Problem to solve ->
Give all of the lines again exactly as they read.
::: Data to process :::
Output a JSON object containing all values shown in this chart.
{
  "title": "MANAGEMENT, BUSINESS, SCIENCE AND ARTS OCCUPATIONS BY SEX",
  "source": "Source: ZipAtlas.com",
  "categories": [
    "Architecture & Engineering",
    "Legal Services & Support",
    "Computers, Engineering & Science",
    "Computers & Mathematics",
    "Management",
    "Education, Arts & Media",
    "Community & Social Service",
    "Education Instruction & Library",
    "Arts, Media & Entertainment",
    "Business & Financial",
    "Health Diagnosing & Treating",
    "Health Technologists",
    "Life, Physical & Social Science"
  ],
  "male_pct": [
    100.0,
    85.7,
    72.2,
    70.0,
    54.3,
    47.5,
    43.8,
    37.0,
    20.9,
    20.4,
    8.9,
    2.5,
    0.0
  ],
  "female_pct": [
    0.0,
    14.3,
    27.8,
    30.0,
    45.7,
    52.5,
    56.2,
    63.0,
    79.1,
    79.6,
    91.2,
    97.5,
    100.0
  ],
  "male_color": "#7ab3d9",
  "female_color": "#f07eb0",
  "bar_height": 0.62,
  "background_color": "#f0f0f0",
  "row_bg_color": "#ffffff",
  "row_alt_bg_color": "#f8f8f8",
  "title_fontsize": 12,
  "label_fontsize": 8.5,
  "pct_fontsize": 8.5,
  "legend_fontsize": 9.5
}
:::
Task result ->
Output a JSON object containing all values shown in this chart.
{
  "title": "MANAGEMENT, BUSINESS, SCIENCE AND ARTS OCCUPATIONS BY SEX",
  "source": "Source: ZipAtlas.com",
  "categories": [
    "Architecture & Engineering",
    "Legal Services & Support",
    "Computers, Engineering & Science",
    "Computers & Mathematics",
    "Management",
    "Education, Arts & Media",
    "Community & Social Service",
    "Education Instruction & Library",
    "Arts, Media & Entertainment",
    "Business & Financial",
    "Health Diagnosing & Treating",
    "Health Technologists",
    "Life, Physical & Social Science"
  ],
  "male_pct": [
    100.0,
    85.7,
    72.2,
    70.0,
    54.3,
    47.5,
    43.8,
    37.0,
    20.9,
    20.4,
    8.9,
    2.5,
    0.0
  ],
  "female_pct": [
    0.0,
    14.3,
    27.8,
    30.0,
    45.7,
    52.5,
    56.2,
    63.0,
    79.1,
    79.6,
    91.2,
    97.5,
    100.0
  ],
  "male_color": "#7ab3d9",
  "female_color": "#f07eb0",
  "bar_height": 0.62,
  "background_color": "#f0f0f0",
  "row_bg_color": "#ffffff",
  "row_alt_bg_color": "#f8f8f8",
  "title_fontsize": 12,
  "label_fontsize": 8.5,
  "pct_fontsize": 8.5,
  "legend_fontsize": 9.5
}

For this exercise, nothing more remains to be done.